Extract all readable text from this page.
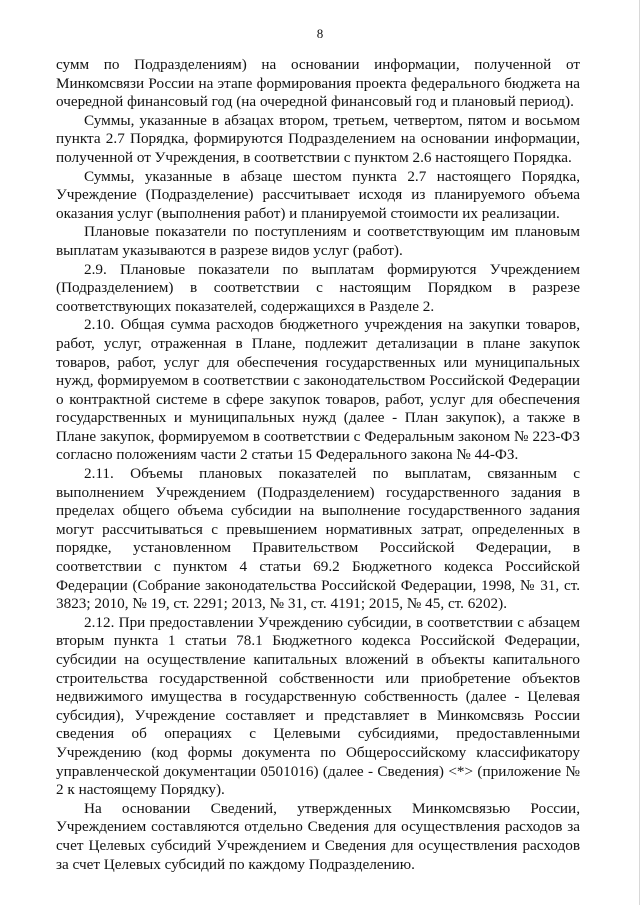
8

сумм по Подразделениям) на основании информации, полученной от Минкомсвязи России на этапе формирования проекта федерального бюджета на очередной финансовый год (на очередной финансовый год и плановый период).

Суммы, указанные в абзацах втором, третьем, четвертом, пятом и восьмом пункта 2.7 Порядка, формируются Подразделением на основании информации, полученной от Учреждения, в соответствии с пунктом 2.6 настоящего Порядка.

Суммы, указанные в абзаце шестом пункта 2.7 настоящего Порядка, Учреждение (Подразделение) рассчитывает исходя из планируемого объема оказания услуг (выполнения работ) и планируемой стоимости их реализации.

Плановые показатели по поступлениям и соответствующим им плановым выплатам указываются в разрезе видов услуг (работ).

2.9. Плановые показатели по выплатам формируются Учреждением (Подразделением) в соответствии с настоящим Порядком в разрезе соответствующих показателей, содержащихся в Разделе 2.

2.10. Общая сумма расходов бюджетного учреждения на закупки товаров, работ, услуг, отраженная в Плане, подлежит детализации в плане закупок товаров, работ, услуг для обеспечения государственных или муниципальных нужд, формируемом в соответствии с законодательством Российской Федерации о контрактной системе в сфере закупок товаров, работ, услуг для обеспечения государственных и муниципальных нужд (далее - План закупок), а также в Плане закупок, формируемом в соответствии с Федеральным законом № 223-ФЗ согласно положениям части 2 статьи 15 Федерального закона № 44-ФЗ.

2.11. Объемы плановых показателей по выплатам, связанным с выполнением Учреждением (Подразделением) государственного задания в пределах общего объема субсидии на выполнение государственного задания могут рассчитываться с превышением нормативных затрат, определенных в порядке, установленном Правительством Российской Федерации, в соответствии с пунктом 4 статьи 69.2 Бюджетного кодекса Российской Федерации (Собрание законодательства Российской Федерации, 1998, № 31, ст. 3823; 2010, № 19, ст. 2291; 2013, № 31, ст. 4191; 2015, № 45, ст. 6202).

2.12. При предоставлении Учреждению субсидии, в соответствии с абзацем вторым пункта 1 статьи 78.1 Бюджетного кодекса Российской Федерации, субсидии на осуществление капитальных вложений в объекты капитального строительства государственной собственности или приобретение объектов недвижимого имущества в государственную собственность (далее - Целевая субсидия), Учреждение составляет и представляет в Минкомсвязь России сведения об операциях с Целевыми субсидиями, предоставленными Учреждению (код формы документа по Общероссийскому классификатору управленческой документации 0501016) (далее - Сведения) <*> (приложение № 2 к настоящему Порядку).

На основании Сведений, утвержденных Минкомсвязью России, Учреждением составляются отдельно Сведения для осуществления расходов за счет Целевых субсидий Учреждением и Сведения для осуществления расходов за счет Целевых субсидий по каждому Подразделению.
----------------
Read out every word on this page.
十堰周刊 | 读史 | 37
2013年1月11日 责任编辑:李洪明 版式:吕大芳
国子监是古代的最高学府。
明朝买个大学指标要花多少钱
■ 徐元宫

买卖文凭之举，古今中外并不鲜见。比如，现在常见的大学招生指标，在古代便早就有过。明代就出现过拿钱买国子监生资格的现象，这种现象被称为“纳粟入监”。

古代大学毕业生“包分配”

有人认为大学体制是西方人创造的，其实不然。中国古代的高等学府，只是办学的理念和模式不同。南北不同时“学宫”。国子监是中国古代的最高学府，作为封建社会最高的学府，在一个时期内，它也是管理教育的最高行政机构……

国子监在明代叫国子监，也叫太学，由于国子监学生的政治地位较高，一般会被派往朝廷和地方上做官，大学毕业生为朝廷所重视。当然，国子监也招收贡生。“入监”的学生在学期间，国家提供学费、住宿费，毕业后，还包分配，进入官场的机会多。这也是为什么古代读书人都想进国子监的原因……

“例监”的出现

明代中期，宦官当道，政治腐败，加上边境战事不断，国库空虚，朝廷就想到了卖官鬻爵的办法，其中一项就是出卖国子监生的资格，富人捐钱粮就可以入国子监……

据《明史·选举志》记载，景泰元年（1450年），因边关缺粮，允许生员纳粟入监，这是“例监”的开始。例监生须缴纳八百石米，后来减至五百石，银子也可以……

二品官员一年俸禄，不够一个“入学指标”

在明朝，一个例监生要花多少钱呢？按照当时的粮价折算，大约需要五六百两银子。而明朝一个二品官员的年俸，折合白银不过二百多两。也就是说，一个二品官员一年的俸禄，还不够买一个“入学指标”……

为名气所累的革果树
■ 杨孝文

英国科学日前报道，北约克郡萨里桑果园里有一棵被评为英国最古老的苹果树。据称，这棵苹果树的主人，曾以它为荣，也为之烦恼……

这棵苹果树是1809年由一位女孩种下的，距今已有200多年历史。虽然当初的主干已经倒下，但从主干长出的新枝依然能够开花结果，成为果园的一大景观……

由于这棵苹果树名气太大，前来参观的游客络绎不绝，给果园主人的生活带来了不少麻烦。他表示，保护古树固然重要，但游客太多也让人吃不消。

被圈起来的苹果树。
----------------
• _WORK INSTRUCTIONS_
For the string "Суммы", count the lines of the entries above that include it; answer with the number only.

• _RESULT OF THIS EXERCISE_
2